→ The problem:
All of the entries must be reproduced exactly, with no images carried over.

→ Stored records:
——
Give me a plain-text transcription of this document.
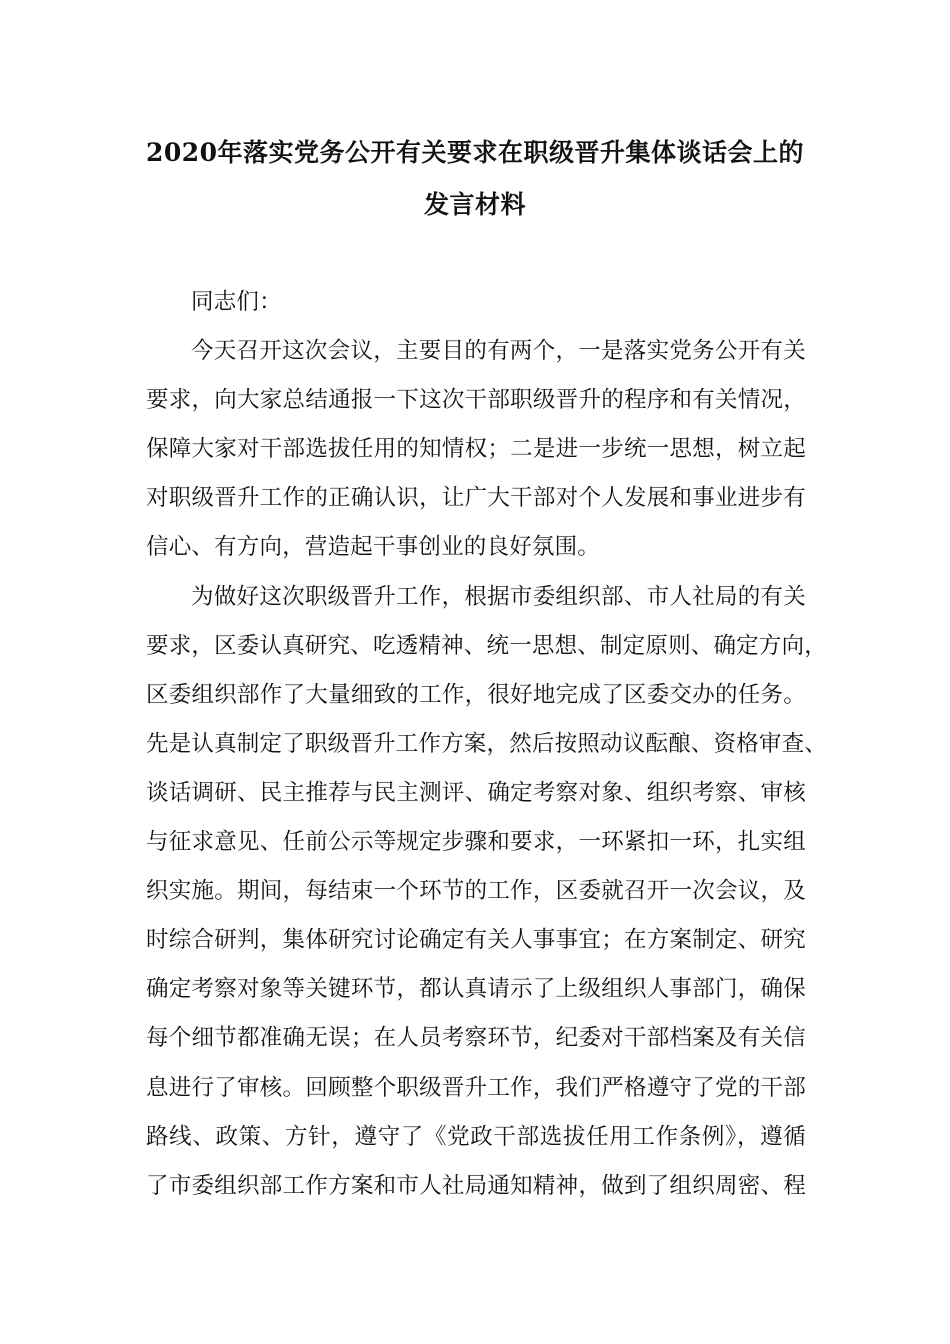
2020年落实党务公开有关要求在职级晋升集体谈话会上的
发言材料
同志们：
今天召开这次会议，主要目的有两个，一是落实党务公开有关
要求，向大家总结通报一下这次干部职级晋升的程序和有关情况，
保障大家对干部选拔任用的知情权；二是进一步统一思想，树立起
对职级晋升工作的正确认识，让广大干部对个人发展和事业进步有
信心、有方向，营造起干事创业的良好氛围。
为做好这次职级晋升工作，根据市委组织部、市人社局的有关
要求，区委认真研究、吃透精神、统一思想、制定原则、确定方向，
区委组织部作了大量细致的工作，很好地完成了区委交办的任务。
先是认真制定了职级晋升工作方案，然后按照动议酝酿、资格审查、
谈话调研、民主推荐与民主测评、确定考察对象、组织考察、审核
与征求意见、任前公示等规定步骤和要求，一环紧扣一环，扎实组
织实施。期间，每结束一个环节的工作，区委就召开一次会议，及
时综合研判，集体研究讨论确定有关人事事宜；在方案制定、研究
确定考察对象等关键环节，都认真请示了上级组织人事部门，确保
每个细节都准确无误；在人员考察环节，纪委对干部档案及有关信
息进行了审核。回顾整个职级晋升工作，我们严格遵守了党的干部
路线、政策、方针，遵守了《党政干部选拔任用工作条例》，遵循
了市委组织部工作方案和市人社局通知精神，做到了组织周密、程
——
→ Written solution:
Give me a plain-text transcription of this document.
2020年落实党务公开有关要求在职级晋升集体谈话会上的
发言材料
同志们：
今天召开这次会议，主要目的有两个，一是落实党务公开有关
要求，向大家总结通报一下这次干部职级晋升的程序和有关情况，
保障大家对干部选拔任用的知情权；二是进一步统一思想，树立起
对职级晋升工作的正确认识，让广大干部对个人发展和事业进步有
信心、有方向，营造起干事创业的良好氛围。
为做好这次职级晋升工作，根据市委组织部、市人社局的有关
要求，区委认真研究、吃透精神、统一思想、制定原则、确定方向，
区委组织部作了大量细致的工作，很好地完成了区委交办的任务。
先是认真制定了职级晋升工作方案，然后按照动议酝酿、资格审查、
谈话调研、民主推荐与民主测评、确定考察对象、组织考察、审核
与征求意见、任前公示等规定步骤和要求，一环紧扣一环，扎实组
织实施。期间，每结束一个环节的工作，区委就召开一次会议，及
时综合研判，集体研究讨论确定有关人事事宜；在方案制定、研究
确定考察对象等关键环节，都认真请示了上级组织人事部门，确保
每个细节都准确无误；在人员考察环节，纪委对干部档案及有关信
息进行了审核。回顾整个职级晋升工作，我们严格遵守了党的干部
路线、政策、方针，遵守了《党政干部选拔任用工作条例》，遵循
了市委组织部工作方案和市人社局通知精神，做到了组织周密、程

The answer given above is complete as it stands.